Problem requirements —
Each entry below should be written out exactly as it is, with no pictures.

Input data —

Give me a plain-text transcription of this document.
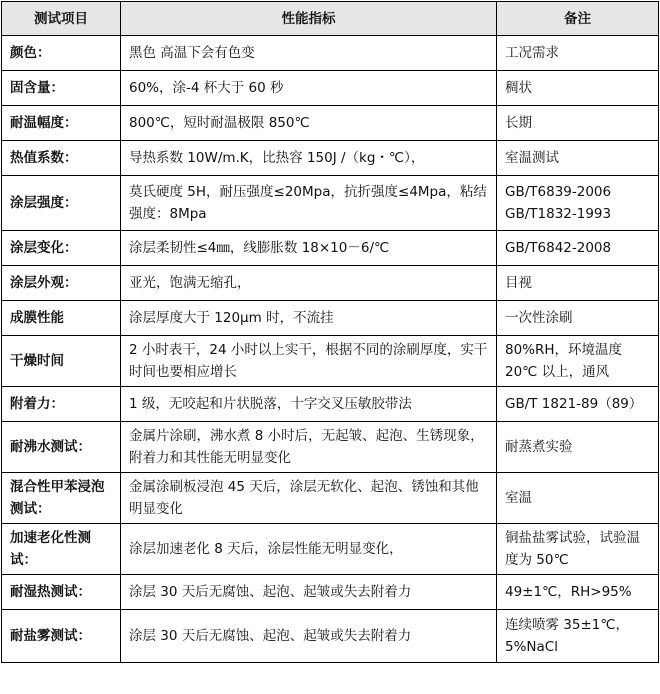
测试项目	性能指标	备注
颜色：	黑色 高温下会有色变	工况需求
固含量：	60%，涂-4 杯大于 60 秒	稠状
耐温幅度：	800℃，短时耐温极限 850℃	长期
热值系数：	导热系数 10W/m.K，比热容 150J /（kg・℃），	室温测试
涂层强度：	莫氏硬度 5H，耐压强度≤20Mpa，抗折强度≤4Mpa，粘结强度：8Mpa	GB/T6839-2006 GB/T1832-1993
涂层变化：	涂层柔韧性≤4㎜，线膨胀数 18×10－6/℃	GB/T6842-2008
涂层外观：	亚光，饱满无缩孔，	目视
成膜性能	涂层厚度大于 120μm 时，不流挂	一次性涂刷
干燥时间	2 小时表干，24 小时以上实干，根据不同的涂刷厚度，实干时间也要相应增长	80%RH，环境温度 20℃ 以上，通风
附着力：	1 级，无咬起和片状脱落，十字交叉压敏胶带法	GB/T 1821-89（89）
耐沸水测试：	金属片涂刷，沸水煮 8 小时后，无起皱、起泡、生锈现象，附着力和其性能无明显变化	耐蒸煮实验
混合性甲苯浸泡测试：	金属涂刷板浸泡 45 天后，涂层无软化、起泡、锈蚀和其他明显变化	室温
加速老化性测试：	涂层加速老化 8 天后，涂层性能无明显变化，	铜盐盐雾试验，试验温度为 50℃
耐湿热测试：	涂层 30 天后无腐蚀、起泡、起皱或失去附着力	49±1℃，RH>95%
耐盐雾测试：	涂层 30 天后无腐蚀、起泡、起皱或失去附着力	连续喷雾 35±1℃，5%NaCl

Response below —
Give me a plain-text transcription of this document.
测试项目	性能指标	备注
颜色：	黑色 高温下会有色变	工况需求
固含量：	60%，涂-4 杯大于 60 秒	稠状
耐温幅度：	800℃，短时耐温极限 850℃	长期
热值系数：	导热系数 10W/m.K，比热容 150J /（kg・℃），	室温测试
涂层强度：	莫氏硬度 5H，耐压强度≤20Mpa，抗折强度≤4Mpa，粘结强度：8Mpa	GB/T6839-2006 GB/T1832-1993
涂层变化：	涂层柔韧性≤4㎜，线膨胀数 18×10－6/℃	GB/T6842-2008
涂层外观：	亚光，饱满无缩孔，	目视
成膜性能	涂层厚度大于 120μm 时，不流挂	一次性涂刷
干燥时间	2 小时表干，24 小时以上实干，根据不同的涂刷厚度，实干时间也要相应增长	80%RH，环境温度 20℃ 以上，通风
附着力：	1 级，无咬起和片状脱落，十字交叉压敏胶带法	GB/T 1821-89（89）
耐沸水测试：	金属片涂刷，沸水煮 8 小时后，无起皱、起泡、生锈现象，附着力和其性能无明显变化	耐蒸煮实验
混合性甲苯浸泡测试：	金属涂刷板浸泡 45 天后，涂层无软化、起泡、锈蚀和其他明显变化	室温
加速老化性测试：	涂层加速老化 8 天后，涂层性能无明显变化，	铜盐盐雾试验，试验温度为 50℃
耐湿热测试：	涂层 30 天后无腐蚀、起泡、起皱或失去附着力	49±1℃，RH>95%
耐盐雾测试：	涂层 30 天后无腐蚀、起泡、起皱或失去附着力	连续喷雾 35±1℃，5%NaCl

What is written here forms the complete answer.